Goal:
Filter the lines below, copying only those with the string "orta".
------ Input records ------
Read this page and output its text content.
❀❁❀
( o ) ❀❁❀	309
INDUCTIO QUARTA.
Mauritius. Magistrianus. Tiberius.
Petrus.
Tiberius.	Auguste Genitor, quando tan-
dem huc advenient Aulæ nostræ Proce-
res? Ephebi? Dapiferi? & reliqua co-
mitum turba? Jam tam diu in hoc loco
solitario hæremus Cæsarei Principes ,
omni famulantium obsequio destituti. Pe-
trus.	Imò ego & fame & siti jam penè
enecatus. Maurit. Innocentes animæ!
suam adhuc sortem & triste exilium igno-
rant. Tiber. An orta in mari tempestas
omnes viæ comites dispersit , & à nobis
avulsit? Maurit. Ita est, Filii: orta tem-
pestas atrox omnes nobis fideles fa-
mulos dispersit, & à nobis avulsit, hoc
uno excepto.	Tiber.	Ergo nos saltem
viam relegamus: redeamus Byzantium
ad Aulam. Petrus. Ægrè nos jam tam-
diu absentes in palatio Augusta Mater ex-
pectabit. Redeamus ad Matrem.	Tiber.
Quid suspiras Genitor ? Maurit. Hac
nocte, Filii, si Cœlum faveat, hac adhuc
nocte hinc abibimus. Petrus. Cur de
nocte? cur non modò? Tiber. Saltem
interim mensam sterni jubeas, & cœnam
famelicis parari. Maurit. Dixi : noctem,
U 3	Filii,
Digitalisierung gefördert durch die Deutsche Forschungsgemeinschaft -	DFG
------
------ Input records ------
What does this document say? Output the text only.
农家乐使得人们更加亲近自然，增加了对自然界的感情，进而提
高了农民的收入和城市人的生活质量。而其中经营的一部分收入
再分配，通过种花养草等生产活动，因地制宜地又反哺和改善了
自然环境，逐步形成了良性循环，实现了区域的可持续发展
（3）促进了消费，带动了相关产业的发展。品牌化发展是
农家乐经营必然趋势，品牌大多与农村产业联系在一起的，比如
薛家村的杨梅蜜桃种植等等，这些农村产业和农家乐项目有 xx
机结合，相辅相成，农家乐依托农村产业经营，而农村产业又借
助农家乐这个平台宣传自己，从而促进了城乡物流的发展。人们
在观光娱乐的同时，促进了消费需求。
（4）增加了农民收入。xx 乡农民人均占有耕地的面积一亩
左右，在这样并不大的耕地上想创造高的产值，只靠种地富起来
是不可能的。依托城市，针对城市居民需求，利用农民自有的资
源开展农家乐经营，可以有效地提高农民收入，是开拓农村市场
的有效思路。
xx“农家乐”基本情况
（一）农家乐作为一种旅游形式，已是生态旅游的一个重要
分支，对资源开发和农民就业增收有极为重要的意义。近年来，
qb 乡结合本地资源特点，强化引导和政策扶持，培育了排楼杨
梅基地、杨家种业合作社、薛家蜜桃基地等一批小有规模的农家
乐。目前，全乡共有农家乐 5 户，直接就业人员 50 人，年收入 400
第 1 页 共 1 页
------
Problem solution:
rant. Tiber. An orta in mari tempestas
avulsit? Maurit. Ita est, Filii: orta tem-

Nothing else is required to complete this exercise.